> [What is needed]
Every line below that holds the string "UMAP" should be copied out.

-- start of Dataset entries --

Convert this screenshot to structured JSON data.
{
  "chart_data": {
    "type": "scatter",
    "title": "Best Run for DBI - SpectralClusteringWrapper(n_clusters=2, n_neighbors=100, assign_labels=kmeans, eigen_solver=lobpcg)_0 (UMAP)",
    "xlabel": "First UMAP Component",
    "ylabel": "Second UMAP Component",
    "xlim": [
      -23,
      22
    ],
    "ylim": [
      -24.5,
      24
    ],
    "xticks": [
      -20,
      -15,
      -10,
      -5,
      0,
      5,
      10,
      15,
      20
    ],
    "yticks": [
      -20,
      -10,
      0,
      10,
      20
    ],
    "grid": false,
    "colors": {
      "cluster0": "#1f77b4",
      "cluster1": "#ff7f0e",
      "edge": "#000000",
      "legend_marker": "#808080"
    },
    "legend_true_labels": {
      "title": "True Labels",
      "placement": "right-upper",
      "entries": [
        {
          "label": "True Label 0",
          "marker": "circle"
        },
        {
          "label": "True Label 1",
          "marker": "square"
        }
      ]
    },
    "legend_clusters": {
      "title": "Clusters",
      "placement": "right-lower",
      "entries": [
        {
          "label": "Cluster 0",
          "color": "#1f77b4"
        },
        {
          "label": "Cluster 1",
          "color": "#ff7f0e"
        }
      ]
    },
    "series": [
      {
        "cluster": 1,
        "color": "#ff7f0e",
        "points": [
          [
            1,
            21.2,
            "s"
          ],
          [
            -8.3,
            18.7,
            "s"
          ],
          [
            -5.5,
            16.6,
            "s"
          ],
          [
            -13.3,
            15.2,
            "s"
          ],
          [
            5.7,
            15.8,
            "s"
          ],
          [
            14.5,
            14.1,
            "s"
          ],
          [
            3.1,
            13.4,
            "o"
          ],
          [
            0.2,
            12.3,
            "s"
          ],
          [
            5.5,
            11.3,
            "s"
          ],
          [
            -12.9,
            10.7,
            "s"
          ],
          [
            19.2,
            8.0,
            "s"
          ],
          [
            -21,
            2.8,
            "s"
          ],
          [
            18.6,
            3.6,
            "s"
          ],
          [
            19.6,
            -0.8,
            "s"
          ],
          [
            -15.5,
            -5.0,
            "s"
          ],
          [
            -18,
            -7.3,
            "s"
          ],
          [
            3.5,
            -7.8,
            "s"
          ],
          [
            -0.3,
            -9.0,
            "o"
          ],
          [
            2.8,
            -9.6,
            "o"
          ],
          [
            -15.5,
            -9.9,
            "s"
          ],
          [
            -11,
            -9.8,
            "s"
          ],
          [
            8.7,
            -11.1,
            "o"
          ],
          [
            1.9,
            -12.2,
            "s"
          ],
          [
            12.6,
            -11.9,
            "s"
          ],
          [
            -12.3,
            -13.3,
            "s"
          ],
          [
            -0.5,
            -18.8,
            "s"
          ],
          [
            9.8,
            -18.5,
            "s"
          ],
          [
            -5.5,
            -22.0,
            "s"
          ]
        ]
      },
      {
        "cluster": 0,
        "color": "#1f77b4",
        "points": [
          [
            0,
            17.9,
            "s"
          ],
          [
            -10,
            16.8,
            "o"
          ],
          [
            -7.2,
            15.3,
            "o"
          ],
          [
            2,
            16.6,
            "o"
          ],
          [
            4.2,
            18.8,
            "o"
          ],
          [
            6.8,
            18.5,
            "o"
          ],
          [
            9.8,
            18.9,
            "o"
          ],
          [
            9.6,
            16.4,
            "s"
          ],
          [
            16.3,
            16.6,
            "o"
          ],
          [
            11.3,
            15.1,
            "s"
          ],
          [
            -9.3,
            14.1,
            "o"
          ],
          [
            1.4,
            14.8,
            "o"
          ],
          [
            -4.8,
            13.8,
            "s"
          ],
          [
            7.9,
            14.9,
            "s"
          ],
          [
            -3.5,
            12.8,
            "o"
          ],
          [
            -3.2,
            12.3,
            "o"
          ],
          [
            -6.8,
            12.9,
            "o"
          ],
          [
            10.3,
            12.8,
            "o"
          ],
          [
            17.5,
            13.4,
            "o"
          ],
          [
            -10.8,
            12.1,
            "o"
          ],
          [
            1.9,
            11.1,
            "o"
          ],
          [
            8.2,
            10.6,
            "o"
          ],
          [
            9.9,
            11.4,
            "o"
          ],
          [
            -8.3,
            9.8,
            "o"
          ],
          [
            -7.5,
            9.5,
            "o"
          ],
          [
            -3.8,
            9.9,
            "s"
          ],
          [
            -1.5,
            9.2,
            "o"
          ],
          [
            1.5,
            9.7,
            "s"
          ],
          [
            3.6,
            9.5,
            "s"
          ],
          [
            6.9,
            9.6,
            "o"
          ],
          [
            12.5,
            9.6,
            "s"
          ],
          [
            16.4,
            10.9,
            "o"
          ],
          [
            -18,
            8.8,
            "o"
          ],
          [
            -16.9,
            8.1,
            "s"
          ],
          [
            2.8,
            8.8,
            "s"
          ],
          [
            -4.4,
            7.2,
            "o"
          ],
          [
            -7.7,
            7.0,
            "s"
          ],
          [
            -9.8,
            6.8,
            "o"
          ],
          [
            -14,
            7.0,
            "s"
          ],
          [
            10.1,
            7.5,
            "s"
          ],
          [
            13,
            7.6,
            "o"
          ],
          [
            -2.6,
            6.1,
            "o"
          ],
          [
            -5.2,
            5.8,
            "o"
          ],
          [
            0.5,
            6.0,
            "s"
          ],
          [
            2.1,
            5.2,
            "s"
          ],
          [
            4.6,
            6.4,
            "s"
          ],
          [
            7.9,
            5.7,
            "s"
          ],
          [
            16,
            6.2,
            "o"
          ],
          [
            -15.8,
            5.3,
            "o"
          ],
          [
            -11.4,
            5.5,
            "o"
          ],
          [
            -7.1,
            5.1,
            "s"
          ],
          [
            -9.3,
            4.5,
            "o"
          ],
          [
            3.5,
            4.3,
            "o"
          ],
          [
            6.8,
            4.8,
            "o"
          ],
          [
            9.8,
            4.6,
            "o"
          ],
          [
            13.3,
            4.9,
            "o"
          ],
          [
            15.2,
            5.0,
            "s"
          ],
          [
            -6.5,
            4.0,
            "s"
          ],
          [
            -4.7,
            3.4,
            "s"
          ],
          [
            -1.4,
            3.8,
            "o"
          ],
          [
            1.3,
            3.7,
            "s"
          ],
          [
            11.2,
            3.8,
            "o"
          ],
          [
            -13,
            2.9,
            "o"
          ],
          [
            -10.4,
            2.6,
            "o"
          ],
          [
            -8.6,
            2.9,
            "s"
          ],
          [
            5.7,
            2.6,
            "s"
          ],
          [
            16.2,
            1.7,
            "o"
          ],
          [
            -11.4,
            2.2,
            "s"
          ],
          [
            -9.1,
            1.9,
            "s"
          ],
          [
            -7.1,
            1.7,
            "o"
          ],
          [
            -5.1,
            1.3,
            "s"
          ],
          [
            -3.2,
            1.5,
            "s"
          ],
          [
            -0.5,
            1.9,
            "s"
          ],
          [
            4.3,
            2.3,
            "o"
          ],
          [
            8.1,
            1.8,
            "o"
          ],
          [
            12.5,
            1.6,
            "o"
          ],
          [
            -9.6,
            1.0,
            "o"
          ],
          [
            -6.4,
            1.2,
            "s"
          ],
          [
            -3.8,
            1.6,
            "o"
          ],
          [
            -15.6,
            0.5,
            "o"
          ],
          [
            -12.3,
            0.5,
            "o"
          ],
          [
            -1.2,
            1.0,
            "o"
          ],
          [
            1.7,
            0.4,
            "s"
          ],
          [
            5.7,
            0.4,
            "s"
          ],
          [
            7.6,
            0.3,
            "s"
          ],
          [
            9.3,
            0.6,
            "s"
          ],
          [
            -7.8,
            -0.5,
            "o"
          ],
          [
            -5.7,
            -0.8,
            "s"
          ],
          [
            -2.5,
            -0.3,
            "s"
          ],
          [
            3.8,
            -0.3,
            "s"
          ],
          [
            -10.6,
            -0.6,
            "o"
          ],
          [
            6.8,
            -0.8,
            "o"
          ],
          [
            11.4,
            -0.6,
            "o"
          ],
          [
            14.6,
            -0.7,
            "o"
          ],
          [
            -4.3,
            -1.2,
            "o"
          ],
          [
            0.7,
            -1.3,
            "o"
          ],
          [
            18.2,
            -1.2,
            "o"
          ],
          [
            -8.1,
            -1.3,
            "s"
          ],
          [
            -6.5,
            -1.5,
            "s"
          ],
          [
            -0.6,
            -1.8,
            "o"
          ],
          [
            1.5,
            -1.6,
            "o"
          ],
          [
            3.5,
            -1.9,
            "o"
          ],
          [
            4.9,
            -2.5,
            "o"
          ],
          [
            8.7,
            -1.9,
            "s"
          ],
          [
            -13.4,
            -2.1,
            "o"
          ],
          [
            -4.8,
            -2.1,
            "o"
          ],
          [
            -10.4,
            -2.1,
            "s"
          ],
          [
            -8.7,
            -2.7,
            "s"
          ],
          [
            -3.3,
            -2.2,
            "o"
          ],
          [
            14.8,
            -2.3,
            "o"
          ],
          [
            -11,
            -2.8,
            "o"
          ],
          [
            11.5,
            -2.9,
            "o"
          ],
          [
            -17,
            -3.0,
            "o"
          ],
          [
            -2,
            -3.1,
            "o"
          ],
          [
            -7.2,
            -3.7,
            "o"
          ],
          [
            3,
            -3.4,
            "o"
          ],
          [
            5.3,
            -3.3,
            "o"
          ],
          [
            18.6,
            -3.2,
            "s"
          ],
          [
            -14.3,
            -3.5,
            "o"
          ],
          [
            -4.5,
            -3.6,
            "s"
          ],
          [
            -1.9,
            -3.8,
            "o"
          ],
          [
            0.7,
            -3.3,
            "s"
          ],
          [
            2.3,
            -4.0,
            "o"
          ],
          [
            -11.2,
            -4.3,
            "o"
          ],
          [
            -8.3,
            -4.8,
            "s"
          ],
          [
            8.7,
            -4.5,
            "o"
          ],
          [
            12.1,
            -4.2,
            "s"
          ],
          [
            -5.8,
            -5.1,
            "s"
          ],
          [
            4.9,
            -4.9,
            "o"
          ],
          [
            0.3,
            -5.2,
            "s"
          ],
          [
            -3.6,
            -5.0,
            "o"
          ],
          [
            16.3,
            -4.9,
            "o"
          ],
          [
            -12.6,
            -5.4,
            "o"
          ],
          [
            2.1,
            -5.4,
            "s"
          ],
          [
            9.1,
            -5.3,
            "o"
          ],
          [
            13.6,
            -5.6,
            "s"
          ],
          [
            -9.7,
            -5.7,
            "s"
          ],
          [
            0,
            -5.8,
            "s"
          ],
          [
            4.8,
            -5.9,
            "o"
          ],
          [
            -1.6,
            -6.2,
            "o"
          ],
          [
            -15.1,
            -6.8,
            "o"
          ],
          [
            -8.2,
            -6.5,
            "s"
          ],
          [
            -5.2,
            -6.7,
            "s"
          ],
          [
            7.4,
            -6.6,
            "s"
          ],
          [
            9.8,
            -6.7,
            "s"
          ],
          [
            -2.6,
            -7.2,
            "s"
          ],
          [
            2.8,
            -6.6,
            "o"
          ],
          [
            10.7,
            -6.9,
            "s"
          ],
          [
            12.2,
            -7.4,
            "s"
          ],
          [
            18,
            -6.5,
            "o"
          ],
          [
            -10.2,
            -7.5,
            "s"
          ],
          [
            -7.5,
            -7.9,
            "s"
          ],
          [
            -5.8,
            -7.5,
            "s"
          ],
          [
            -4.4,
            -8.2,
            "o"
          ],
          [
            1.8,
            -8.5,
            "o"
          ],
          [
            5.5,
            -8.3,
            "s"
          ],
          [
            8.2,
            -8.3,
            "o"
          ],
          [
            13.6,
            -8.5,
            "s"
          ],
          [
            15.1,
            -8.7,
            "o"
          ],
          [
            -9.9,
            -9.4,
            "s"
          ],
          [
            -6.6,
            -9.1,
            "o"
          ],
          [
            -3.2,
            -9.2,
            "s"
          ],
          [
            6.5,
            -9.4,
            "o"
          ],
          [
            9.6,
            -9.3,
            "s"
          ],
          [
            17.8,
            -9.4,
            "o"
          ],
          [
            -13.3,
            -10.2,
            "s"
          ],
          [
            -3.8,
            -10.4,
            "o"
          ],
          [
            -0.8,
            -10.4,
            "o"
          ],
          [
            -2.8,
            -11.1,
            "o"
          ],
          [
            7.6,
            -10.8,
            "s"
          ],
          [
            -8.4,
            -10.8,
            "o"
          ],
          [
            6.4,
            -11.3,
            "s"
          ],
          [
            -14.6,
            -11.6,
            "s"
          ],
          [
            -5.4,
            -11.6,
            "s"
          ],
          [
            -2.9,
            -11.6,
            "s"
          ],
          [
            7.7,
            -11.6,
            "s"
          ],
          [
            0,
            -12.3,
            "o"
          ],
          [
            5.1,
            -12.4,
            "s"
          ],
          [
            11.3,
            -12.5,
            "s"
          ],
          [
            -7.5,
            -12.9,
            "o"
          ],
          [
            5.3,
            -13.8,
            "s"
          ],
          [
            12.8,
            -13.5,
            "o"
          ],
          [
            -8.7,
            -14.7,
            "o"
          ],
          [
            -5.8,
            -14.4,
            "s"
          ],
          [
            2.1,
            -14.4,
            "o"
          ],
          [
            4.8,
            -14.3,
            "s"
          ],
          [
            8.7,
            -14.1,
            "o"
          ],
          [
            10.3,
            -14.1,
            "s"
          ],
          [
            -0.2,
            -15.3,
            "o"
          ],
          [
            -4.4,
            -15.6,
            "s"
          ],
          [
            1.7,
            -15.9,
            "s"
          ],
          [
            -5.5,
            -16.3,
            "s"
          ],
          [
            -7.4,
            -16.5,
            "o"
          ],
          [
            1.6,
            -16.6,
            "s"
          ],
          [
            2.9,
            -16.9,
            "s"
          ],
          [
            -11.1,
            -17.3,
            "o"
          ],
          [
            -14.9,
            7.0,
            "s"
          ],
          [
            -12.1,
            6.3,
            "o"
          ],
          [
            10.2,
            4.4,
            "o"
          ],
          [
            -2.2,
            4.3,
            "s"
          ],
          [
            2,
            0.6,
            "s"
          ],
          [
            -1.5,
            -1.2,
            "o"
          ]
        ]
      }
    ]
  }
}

-- end of Dataset entries --

> [Task solution]
    "title": "Best Run for DBI - SpectralClusteringWrapper(n_clusters=2, n_neighbors=100, assign_labels=kmeans, eigen_solver=lobpcg)_0 (UMAP)",
    "xlabel": "First UMAP Component",
    "ylabel": "Second UMAP Component",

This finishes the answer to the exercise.